WRITTEN INSTRUCTION: Pick out each line of the records in which the word "your" appears.

## START RECORD SET

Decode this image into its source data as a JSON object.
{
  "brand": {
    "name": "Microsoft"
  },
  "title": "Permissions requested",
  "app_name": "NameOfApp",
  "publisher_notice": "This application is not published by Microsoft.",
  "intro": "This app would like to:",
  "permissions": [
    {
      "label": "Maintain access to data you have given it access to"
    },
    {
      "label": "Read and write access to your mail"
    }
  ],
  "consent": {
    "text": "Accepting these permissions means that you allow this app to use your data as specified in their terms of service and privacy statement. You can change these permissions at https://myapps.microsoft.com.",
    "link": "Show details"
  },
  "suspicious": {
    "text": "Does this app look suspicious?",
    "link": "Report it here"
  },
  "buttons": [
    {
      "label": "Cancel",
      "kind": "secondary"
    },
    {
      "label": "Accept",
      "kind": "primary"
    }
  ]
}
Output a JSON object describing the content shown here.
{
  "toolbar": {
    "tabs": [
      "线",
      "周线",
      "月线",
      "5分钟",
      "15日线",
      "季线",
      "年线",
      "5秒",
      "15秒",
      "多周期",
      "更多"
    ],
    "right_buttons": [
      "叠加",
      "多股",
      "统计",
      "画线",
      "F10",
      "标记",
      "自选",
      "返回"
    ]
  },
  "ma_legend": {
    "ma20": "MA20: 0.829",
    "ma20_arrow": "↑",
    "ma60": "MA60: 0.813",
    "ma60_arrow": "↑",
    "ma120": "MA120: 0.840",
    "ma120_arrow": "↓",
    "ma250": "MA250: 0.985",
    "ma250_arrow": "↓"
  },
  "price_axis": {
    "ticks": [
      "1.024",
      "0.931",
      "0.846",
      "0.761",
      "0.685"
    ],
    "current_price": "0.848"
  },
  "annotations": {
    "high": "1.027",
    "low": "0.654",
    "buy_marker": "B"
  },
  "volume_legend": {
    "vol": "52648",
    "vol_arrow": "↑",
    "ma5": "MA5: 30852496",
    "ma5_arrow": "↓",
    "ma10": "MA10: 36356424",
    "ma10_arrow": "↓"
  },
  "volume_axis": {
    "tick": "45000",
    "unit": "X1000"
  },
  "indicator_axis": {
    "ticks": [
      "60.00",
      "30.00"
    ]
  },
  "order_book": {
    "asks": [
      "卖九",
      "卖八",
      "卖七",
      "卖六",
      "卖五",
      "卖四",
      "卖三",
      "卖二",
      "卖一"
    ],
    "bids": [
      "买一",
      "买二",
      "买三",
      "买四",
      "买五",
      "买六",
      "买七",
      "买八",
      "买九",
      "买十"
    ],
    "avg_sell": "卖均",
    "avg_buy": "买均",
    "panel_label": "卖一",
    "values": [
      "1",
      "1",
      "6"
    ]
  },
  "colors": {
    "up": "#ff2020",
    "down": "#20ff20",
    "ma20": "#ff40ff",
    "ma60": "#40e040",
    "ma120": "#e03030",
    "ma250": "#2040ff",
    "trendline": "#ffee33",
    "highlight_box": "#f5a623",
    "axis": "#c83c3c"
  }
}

## END RECORD SET

SOLVED EXERCISE:
      "label": "Read and write access to your mail"
    "text": "Accepting these permissions means that you allow this app to use your data as specified in their terms of service and privacy statement. You can change these permissions at https://myapps.microsoft.com.",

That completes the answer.